> [ACTIONS TO TAKE]
[a] Do these statements agree with the post about a Hawaiian government in exile? For each one, answer yes or no and quote the words from the post that decide it. (i) The author's two previous posts dealt with ineffective protests. (ii) The author lives somewhere other than Hawaii. (iii) The treaty of annexation was submitted to the United States Senate on February 15, 1893.
[b] Reproduce everything in the post about a Hawaiian government in exile from "As I was wrapping" down to "Government in Exile?".
[c] Resume the post about a Hawaiian government in exile, picking up after its final sentence.

-- START TEXT EXTRACT --

My last two posts were about ineffective protests - both online and in the real world.
Standing with Ukraine and Palestine in Paradise
I realize that publicly admitting that I live in Hawaii makes me even easier to dox than I already am. But I can’t resist exploiting my unique vantage point.
As I was wrapping up the second of those posts, I saw this note by
about effective resistance:The preview above cuts off before the lines that leapt out at me:
How to overcome these obstacles then?
My advice: go abroad and organize there first.
That last line brought the title question to mind.
Why Would Hawaii Want a Government in Exile?
tl;dr: Because Hawaii has been occupied by the USSA since 1898. Arguably since 1893, when
United States diplomatic and military personnel conspired with a small group of individuals to overthrow the constitutional government of the Hawaiian Kingdom and prepared to provide for annexation of the Hawaiian Islands to the United States of America, under a treaty of annexation submitted to the United States Senate, on February 15, 1893.

-- END TEXT EXTRACT --
-- START RECORDS --

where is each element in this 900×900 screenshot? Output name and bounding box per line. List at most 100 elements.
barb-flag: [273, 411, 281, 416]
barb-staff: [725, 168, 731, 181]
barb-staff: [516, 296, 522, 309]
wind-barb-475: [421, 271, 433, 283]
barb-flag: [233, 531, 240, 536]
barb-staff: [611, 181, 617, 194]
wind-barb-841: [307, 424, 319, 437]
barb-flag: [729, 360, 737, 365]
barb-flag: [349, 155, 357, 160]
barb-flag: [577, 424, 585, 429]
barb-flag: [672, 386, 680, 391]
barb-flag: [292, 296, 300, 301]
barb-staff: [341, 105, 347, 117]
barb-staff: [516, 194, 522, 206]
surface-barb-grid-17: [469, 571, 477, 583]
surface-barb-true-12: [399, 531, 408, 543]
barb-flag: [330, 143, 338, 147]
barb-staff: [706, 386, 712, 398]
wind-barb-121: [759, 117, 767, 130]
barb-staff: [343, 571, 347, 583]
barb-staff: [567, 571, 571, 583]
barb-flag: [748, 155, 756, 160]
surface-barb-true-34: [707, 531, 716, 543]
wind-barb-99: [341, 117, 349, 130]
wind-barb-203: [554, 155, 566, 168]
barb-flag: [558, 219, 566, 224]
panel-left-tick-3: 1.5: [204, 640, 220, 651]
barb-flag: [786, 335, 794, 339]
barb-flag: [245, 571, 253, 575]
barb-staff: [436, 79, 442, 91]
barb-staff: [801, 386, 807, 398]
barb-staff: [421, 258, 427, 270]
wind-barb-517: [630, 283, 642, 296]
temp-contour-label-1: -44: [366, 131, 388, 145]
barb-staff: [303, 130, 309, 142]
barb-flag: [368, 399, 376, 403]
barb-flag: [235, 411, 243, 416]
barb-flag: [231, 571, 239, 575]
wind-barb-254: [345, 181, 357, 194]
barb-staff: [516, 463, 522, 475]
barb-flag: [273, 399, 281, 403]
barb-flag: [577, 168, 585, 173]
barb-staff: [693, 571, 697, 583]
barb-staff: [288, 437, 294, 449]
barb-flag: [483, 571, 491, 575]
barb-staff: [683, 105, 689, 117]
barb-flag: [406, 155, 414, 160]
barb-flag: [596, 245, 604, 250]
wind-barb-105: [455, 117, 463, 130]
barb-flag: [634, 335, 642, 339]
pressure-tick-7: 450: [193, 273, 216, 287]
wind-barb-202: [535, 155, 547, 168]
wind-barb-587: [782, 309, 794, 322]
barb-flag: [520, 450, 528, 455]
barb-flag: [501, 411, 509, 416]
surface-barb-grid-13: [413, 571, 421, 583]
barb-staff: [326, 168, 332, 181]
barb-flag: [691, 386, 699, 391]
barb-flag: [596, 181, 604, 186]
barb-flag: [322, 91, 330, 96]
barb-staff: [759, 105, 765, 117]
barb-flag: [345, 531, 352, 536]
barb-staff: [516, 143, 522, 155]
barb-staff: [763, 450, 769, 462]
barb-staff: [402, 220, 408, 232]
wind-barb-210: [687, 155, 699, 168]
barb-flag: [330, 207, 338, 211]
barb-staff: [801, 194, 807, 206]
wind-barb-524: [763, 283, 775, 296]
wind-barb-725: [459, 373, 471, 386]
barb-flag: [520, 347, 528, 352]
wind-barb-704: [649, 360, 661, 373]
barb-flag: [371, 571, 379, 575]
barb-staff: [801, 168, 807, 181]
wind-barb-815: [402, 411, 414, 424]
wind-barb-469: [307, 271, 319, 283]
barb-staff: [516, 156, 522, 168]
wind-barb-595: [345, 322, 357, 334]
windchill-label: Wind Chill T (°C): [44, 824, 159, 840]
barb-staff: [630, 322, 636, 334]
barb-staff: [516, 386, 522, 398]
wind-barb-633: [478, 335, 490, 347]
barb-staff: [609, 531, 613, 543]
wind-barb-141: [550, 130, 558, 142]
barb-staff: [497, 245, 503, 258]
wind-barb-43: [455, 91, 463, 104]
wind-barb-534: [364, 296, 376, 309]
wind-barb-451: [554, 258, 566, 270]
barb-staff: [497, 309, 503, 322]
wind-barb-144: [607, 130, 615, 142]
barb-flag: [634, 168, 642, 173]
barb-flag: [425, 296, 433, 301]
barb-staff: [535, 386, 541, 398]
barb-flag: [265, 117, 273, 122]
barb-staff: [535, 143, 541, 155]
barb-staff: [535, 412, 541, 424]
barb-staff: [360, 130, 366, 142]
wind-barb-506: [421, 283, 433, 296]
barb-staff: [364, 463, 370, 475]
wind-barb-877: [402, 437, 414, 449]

-- END RECORDS --
-- START RECORDS --

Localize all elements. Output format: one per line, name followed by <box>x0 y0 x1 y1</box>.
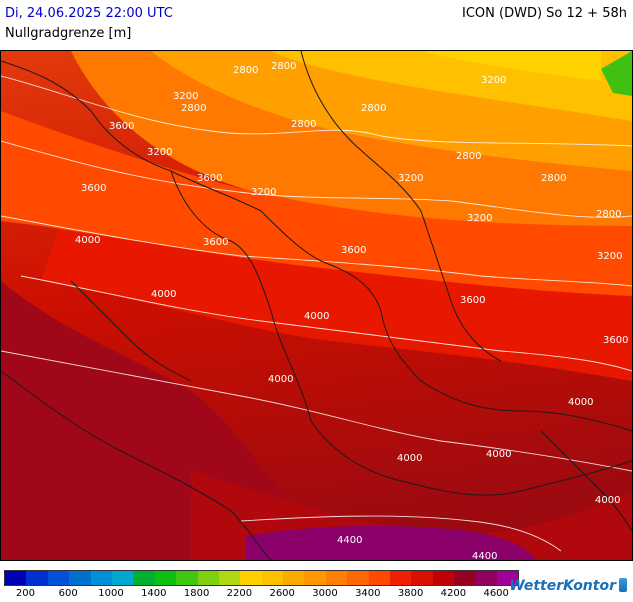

-- END RECORDS --

> [ANSWERS TO THE TASKS]
[a]
(i) Yes: "My last two posts were about ineffective protests - both online and in the real world."
(ii) No: "publicly admitting that I live in Hawaii"
(iii) Yes: "under a treaty of annexation submitted to the United States Senate, on February 15, 1893."

[b]
As I was wrapping up the second of those posts, I saw this note by
about effective resistance:The preview above cuts off before the lines that leapt out at me:
How to overcome these obstacles then?
My advice: go abroad and organize there first.
That last line brought the title question to mind.
Why Would Hawaii Want a Government in Exile?

[c]
Newly elected U.S. President Grover Cleveland, having received notice that the cause of the so-called revolution derived from illegal intervention by U.S. diplomatic and military personnel, withdrew the treaty of annexation […]
And so the euphemistically named Committee of Safety set up the Provisional Government of Hawaii and, the following year, declared the Republic of Hawaii. Both the provisional government and the republic were never meant to be viable, truly independent states. They were mere placeholders - fig leaves for de facto USSA rule. Which became ‘de jure’1 when
[a]s a result of the Spanish-American War, the United States opted to unilaterally annex the Hawaiian Islands by enacting a congressional joint resolution on July 7, 1898, in order to utilize the Hawaiian Islands as a military base to fight the Spanish in Guam and the Philippines. The United States has remained in the Hawaiian Islands and the Hawaiian Kingdom has since been under prolonged occupation to the present, but its continuity as an independent State remains intact under international law.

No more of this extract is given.